- Exercise requirements -
Track down every line below that holds "Credit" and copy it.
-- BEGIN Records supplied --
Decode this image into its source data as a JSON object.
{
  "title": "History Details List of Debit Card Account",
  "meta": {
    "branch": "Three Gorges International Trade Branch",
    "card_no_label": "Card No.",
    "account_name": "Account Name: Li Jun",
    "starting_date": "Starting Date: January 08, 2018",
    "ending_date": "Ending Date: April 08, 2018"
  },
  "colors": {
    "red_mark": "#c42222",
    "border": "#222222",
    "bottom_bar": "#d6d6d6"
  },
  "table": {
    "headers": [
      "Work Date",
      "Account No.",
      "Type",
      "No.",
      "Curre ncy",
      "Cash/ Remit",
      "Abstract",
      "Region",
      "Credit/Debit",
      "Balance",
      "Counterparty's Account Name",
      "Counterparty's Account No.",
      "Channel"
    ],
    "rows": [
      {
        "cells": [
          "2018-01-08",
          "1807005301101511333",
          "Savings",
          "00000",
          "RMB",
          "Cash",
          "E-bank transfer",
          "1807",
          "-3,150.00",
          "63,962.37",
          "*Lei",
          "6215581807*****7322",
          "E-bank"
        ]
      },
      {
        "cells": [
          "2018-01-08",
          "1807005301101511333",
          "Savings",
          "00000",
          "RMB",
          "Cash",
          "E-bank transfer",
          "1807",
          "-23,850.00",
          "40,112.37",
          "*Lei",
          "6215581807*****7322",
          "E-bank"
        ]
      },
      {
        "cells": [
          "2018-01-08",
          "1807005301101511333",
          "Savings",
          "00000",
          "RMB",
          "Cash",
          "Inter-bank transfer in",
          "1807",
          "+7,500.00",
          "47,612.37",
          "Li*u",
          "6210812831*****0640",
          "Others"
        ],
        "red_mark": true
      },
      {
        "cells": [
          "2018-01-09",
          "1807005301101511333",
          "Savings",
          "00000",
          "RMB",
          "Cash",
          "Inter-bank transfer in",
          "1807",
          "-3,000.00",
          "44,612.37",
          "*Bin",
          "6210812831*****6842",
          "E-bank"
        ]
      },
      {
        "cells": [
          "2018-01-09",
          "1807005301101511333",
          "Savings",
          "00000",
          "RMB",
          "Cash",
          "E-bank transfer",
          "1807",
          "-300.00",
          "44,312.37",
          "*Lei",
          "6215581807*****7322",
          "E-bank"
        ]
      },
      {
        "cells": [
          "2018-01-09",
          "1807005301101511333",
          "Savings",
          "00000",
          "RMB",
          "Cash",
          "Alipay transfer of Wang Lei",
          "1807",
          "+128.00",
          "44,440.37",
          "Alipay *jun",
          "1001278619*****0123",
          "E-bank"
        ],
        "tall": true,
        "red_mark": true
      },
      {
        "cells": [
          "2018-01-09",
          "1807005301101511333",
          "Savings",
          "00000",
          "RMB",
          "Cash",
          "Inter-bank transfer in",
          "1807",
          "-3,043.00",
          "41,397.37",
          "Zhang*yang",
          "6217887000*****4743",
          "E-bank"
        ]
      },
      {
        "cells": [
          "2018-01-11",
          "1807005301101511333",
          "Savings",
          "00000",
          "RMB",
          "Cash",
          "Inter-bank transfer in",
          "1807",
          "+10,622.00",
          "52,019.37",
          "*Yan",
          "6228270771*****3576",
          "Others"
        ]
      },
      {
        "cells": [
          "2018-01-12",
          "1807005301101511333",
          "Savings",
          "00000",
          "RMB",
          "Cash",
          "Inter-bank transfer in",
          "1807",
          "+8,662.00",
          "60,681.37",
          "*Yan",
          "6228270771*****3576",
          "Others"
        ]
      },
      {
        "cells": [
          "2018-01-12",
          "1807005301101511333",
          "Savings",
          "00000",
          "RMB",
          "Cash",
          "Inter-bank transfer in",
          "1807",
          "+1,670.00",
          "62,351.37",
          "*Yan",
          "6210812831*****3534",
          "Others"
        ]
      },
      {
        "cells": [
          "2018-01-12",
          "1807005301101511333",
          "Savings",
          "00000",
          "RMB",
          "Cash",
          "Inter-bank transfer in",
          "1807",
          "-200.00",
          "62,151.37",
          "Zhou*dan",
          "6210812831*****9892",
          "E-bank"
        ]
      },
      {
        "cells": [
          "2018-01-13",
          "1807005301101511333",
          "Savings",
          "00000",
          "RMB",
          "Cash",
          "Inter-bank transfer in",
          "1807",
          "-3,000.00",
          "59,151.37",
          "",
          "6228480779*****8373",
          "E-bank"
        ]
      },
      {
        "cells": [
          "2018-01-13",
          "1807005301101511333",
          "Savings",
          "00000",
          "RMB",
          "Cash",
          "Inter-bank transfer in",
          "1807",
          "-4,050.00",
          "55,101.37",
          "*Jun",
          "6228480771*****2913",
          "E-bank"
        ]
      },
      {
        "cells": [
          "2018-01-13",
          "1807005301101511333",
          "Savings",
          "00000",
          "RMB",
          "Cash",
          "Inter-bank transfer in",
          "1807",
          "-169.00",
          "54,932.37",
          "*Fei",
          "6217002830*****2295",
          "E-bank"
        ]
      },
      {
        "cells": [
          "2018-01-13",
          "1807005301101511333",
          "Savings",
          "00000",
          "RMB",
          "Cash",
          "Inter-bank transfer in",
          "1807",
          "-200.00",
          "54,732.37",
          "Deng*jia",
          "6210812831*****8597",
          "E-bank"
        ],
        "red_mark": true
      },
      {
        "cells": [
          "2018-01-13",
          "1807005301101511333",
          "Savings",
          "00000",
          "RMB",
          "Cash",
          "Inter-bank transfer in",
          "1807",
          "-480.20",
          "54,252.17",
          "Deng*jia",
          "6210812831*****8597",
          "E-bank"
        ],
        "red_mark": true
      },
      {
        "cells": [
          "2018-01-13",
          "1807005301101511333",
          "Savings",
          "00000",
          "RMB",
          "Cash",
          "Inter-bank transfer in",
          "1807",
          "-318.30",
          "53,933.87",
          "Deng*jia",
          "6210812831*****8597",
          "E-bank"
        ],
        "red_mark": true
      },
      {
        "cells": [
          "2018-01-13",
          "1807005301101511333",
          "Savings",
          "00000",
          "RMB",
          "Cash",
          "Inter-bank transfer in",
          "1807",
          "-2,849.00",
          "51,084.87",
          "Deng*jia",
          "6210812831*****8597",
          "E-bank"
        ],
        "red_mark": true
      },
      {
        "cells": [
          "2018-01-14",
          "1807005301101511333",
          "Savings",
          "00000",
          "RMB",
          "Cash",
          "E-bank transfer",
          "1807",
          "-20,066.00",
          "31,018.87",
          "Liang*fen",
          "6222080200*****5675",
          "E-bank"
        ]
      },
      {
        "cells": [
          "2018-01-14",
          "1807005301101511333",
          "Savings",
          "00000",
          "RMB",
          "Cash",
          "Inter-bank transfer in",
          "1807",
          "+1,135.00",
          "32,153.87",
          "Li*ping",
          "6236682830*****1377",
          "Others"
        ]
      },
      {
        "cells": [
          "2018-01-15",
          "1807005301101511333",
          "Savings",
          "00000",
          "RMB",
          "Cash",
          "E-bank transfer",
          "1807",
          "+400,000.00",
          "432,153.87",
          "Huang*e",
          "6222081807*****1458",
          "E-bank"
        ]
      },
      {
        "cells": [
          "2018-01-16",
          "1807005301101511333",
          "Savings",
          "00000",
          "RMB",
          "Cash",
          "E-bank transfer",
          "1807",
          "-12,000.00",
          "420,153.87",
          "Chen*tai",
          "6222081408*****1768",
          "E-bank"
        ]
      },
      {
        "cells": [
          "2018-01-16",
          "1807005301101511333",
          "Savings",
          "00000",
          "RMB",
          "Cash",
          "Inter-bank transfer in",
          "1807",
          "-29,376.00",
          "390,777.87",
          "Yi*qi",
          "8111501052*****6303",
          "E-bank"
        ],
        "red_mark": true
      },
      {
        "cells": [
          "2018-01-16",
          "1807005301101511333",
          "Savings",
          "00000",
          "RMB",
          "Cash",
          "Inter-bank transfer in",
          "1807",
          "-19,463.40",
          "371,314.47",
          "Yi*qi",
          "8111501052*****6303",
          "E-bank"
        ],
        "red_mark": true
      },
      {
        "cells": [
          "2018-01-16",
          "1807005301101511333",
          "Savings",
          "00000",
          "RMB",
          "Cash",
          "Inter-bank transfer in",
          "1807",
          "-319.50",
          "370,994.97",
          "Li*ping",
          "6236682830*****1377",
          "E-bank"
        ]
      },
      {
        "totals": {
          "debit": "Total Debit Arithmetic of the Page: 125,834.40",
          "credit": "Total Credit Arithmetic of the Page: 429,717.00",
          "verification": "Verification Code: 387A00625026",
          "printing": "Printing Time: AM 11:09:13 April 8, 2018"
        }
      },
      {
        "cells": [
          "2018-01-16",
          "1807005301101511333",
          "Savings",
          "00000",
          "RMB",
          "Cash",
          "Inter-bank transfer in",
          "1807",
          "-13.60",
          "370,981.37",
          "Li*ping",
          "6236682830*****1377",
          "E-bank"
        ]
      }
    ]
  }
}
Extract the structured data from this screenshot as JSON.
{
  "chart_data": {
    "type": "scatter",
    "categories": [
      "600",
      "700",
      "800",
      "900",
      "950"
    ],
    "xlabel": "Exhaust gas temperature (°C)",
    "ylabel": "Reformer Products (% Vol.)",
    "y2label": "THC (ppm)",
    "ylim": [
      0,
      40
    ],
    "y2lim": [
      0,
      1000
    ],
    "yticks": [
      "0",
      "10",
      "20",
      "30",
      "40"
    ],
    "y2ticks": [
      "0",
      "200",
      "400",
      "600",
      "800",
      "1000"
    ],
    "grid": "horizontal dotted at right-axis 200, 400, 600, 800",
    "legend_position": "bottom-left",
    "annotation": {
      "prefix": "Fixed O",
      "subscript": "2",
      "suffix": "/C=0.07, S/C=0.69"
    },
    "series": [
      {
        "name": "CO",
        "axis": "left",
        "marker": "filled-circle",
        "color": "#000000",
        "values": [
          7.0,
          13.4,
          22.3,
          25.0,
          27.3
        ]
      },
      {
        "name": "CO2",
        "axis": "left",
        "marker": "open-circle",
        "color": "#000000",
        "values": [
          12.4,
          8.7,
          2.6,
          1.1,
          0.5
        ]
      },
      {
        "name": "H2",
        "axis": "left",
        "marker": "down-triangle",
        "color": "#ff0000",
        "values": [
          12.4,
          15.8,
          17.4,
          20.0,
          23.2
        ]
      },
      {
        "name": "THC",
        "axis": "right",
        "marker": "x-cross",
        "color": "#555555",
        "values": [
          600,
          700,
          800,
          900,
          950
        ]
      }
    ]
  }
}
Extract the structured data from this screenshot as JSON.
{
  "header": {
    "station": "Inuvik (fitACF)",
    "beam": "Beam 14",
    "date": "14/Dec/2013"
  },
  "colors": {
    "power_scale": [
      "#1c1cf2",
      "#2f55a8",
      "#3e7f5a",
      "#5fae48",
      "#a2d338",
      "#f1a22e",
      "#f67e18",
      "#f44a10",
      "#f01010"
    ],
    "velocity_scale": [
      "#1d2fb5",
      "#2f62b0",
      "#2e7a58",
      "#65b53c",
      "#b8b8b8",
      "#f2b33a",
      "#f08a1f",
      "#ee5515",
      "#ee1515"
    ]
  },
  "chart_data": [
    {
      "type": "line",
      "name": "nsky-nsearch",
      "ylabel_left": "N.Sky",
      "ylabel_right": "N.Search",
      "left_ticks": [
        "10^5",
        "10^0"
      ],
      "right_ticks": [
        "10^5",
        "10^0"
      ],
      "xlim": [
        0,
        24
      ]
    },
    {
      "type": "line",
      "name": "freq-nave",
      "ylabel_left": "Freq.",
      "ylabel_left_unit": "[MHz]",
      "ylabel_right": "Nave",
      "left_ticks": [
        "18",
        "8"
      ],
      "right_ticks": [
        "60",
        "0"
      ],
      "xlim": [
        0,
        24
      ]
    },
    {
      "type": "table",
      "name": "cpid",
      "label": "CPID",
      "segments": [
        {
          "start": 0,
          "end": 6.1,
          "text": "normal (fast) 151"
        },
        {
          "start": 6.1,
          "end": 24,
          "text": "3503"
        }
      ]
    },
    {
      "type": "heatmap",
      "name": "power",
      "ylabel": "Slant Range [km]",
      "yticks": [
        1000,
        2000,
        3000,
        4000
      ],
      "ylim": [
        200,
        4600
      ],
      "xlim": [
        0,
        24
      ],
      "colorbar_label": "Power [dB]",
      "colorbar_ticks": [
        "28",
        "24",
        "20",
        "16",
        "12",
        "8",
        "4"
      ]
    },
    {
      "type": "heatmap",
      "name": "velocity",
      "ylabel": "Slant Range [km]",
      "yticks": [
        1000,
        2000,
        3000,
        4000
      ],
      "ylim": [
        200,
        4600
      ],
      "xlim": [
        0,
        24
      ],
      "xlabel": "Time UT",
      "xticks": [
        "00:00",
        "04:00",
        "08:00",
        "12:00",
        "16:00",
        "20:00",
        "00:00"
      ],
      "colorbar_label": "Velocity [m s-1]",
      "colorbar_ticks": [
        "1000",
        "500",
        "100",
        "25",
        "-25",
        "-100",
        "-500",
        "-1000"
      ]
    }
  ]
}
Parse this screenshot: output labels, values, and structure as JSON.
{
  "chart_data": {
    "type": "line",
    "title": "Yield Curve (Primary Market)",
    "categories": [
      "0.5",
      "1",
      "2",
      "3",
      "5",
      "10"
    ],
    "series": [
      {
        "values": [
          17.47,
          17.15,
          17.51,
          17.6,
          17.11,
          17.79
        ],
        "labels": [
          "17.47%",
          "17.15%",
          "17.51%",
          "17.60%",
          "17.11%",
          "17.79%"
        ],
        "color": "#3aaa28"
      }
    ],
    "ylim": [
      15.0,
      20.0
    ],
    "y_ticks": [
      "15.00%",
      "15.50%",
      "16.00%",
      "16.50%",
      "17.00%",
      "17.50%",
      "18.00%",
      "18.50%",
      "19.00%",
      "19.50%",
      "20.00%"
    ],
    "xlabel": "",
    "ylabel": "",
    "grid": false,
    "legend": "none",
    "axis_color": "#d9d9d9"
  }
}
-- END Records supplied --
- Solution to this task -
      "Credit/Debit",
          "credit": "Total Credit Arithmetic of the Page: 429,717.00",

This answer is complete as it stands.